Repeat every line below exactly as it reads.

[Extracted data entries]
..........
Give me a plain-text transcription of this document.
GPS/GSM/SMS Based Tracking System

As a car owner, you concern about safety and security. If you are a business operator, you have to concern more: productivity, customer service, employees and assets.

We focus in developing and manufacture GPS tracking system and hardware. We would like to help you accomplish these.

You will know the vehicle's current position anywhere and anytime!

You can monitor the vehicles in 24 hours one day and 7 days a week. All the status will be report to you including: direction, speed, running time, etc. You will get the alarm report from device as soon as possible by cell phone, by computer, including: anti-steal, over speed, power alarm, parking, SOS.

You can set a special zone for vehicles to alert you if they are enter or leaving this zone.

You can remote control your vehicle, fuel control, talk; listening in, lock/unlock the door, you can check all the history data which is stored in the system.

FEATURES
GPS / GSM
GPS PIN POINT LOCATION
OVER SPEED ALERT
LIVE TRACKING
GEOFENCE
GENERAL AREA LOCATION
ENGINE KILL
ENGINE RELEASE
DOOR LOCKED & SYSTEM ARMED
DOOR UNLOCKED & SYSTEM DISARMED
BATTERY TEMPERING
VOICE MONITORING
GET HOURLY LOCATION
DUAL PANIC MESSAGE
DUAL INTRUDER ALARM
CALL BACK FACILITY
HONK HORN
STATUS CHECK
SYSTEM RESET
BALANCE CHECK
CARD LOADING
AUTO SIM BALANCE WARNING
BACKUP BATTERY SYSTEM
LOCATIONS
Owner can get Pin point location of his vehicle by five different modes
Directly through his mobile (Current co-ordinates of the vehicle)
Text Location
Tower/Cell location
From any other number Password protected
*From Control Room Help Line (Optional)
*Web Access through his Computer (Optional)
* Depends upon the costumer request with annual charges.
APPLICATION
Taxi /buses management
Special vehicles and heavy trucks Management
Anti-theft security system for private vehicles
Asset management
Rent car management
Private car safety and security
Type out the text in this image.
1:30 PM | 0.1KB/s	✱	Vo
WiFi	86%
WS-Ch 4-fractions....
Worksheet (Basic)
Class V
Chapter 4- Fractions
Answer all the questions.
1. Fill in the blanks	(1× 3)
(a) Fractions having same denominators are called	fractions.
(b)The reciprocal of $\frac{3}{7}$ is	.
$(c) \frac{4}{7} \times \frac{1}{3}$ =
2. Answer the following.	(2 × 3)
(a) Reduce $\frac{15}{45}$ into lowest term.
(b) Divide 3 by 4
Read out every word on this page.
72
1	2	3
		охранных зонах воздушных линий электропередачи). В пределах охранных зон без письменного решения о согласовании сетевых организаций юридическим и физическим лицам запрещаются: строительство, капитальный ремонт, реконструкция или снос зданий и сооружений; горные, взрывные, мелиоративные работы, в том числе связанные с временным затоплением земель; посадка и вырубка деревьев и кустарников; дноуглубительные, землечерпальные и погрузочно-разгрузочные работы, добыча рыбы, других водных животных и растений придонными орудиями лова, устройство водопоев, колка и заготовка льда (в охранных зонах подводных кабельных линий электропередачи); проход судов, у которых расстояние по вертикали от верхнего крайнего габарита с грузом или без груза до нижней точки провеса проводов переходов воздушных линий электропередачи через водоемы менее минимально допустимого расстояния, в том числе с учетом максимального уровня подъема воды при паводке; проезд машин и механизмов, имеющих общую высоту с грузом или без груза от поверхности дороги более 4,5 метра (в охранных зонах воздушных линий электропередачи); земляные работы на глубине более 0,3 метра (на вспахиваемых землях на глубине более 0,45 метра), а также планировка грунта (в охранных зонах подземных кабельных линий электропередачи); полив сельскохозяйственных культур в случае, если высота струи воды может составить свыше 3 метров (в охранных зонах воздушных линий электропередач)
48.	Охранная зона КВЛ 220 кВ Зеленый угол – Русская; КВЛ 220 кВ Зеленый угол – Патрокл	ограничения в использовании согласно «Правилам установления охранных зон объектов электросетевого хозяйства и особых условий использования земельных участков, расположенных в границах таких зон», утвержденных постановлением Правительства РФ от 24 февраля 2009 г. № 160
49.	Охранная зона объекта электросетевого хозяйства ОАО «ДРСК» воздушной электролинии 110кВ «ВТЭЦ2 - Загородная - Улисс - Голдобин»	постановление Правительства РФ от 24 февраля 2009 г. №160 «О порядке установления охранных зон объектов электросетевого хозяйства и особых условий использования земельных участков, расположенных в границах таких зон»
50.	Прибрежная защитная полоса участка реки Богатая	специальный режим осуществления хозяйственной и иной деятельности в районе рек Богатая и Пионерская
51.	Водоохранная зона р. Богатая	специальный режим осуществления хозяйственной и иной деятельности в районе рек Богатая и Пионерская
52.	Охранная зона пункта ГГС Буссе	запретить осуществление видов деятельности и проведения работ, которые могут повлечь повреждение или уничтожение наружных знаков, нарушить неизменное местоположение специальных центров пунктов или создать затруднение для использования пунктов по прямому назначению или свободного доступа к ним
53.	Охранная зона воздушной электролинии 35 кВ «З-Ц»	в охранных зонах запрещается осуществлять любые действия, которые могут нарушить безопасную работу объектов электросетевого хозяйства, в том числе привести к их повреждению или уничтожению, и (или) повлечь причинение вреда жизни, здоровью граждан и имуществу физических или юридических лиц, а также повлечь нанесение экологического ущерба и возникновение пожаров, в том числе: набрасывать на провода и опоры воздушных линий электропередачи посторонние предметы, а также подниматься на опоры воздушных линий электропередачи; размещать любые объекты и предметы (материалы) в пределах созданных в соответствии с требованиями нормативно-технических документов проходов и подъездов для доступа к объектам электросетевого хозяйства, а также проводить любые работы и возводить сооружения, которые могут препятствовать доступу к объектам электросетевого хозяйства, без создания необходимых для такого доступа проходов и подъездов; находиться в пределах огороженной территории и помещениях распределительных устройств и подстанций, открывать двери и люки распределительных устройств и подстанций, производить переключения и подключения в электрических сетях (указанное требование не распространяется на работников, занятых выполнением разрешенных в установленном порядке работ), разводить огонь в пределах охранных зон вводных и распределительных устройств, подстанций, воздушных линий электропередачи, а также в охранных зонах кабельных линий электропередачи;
..........
• [Result]
Give me a plain-text transcription of this document.
GPS/GSM/SMS Based Tracking System

As a car owner, you concern about safety and security. If you are a business operator, you have to concern more: productivity, customer service, employees and assets.

We focus in developing and manufacture GPS tracking system and hardware. We would like to help you accomplish these.

You will know the vehicle's current position anywhere and anytime!

You can monitor the vehicles in 24 hours one day and 7 days a week. All the status will be report to you including: direction, speed, running time, etc. You will get the alarm report from device as soon as possible by cell phone, by computer, including: anti-steal, over speed, power alarm, parking, SOS.

You can set a special zone for vehicles to alert you if they are enter or leaving this zone.

You can remote control your vehicle, fuel control, talk; listening in, lock/unlock the door, you can check all the history data which is stored in the system.

FEATURES
GPS / GSM
GPS PIN POINT LOCATION
OVER SPEED ALERT
LIVE TRACKING
GEOFENCE
GENERAL AREA LOCATION
ENGINE KILL
ENGINE RELEASE
DOOR LOCKED & SYSTEM ARMED
DOOR UNLOCKED & SYSTEM DISARMED
BATTERY TEMPERING
VOICE MONITORING
GET HOURLY LOCATION
DUAL PANIC MESSAGE
DUAL INTRUDER ALARM
CALL BACK FACILITY
HONK HORN
STATUS CHECK
SYSTEM RESET
BALANCE CHECK
CARD LOADING
AUTO SIM BALANCE WARNING
BACKUP BATTERY SYSTEM
LOCATIONS
Owner can get Pin point location of his vehicle by five different modes
Directly through his mobile (Current co-ordinates of the vehicle)
Text Location
Tower/Cell location
From any other number Password protected
*From Control Room Help Line (Optional)
*Web Access through his Computer (Optional)
* Depends upon the costumer request with annual charges.
APPLICATION
Taxi /buses management
Special vehicles and heavy trucks Management
Anti-theft security system for private vehicles
Asset management
Rent car management
Private car safety and security
Type out the text in this image.
1:30 PM | 0.1KB/s	✱	Vo
WiFi	86%
WS-Ch 4-fractions....
Worksheet (Basic)
Class V
Chapter 4- Fractions
Answer all the questions.
1. Fill in the blanks	(1× 3)
(a) Fractions having same denominators are called	fractions.
(b)The reciprocal of $\frac{3}{7}$ is	.
$(c) \frac{4}{7} \times \frac{1}{3}$ =
2. Answer the following.	(2 × 3)
(a) Reduce $\frac{15}{45}$ into lowest term.
(b) Divide 3 by 4
Read out every word on this page.
72
1	2	3
		охранных зонах воздушных линий электропередачи). В пределах охранных зон без письменного решения о согласовании сетевых организаций юридическим и физическим лицам запрещаются: строительство, капитальный ремонт, реконструкция или снос зданий и сооружений; горные, взрывные, мелиоративные работы, в том числе связанные с временным затоплением земель; посадка и вырубка деревьев и кустарников; дноуглубительные, землечерпальные и погрузочно-разгрузочные работы, добыча рыбы, других водных животных и растений придонными орудиями лова, устройство водопоев, колка и заготовка льда (в охранных зонах подводных кабельных линий электропередачи); проход судов, у которых расстояние по вертикали от верхнего крайнего габарита с грузом или без груза до нижней точки провеса проводов переходов воздушных линий электропередачи через водоемы менее минимально допустимого расстояния, в том числе с учетом максимального уровня подъема воды при паводке; проезд машин и механизмов, имеющих общую высоту с грузом или без груза от поверхности дороги более 4,5 метра (в охранных зонах воздушных линий электропередачи); земляные работы на глубине более 0,3 метра (на вспахиваемых землях на глубине более 0,45 метра), а также планировка грунта (в охранных зонах подземных кабельных линий электропередачи); полив сельскохозяйственных культур в случае, если высота струи воды может составить свыше 3 метров (в охранных зонах воздушных линий электропередач)
48.	Охранная зона КВЛ 220 кВ Зеленый угол – Русская; КВЛ 220 кВ Зеленый угол – Патрокл	ограничения в использовании согласно «Правилам установления охранных зон объектов электросетевого хозяйства и особых условий использования земельных участков, расположенных в границах таких зон», утвержденных постановлением Правительства РФ от 24 февраля 2009 г. № 160
49.	Охранная зона объекта электросетевого хозяйства ОАО «ДРСК» воздушной электролинии 110кВ «ВТЭЦ2 - Загородная - Улисс - Голдобин»	постановление Правительства РФ от 24 февраля 2009 г. №160 «О порядке установления охранных зон объектов электросетевого хозяйства и особых условий использования земельных участков, расположенных в границах таких зон»
50.	Прибрежная защитная полоса участка реки Богатая	специальный режим осуществления хозяйственной и иной деятельности в районе рек Богатая и Пионерская
51.	Водоохранная зона р. Богатая	специальный режим осуществления хозяйственной и иной деятельности в районе рек Богатая и Пионерская
52.	Охранная зона пункта ГГС Буссе	запретить осуществление видов деятельности и проведения работ, которые могут повлечь повреждение или уничтожение наружных знаков, нарушить неизменное местоположение специальных центров пунктов или создать затруднение для использования пунктов по прямому назначению или свободного доступа к ним
53.	Охранная зона воздушной электролинии 35 кВ «З-Ц»	в охранных зонах запрещается осуществлять любые действия, которые могут нарушить безопасную работу объектов электросетевого хозяйства, в том числе привести к их повреждению или уничтожению, и (или) повлечь причинение вреда жизни, здоровью граждан и имуществу физических или юридических лиц, а также повлечь нанесение экологического ущерба и возникновение пожаров, в том числе: набрасывать на провода и опоры воздушных линий электропередачи посторонние предметы, а также подниматься на опоры воздушных линий электропередачи; размещать любые объекты и предметы (материалы) в пределах созданных в соответствии с требованиями нормативно-технических документов проходов и подъездов для доступа к объектам электросетевого хозяйства, а также проводить любые работы и возводить сооружения, которые могут препятствовать доступу к объектам электросетевого хозяйства, без создания необходимых для такого доступа проходов и подъездов; находиться в пределах огороженной территории и помещениях распределительных устройств и подстанций, открывать двери и люки распределительных устройств и подстанций, производить переключения и подключения в электрических сетях (указанное требование не распространяется на работников, занятых выполнением разрешенных в установленном порядке работ), разводить огонь в пределах охранных зон вводных и распределительных устройств, подстанций, воздушных линий электропередачи, а также в охранных зонах кабельных линий электропередачи;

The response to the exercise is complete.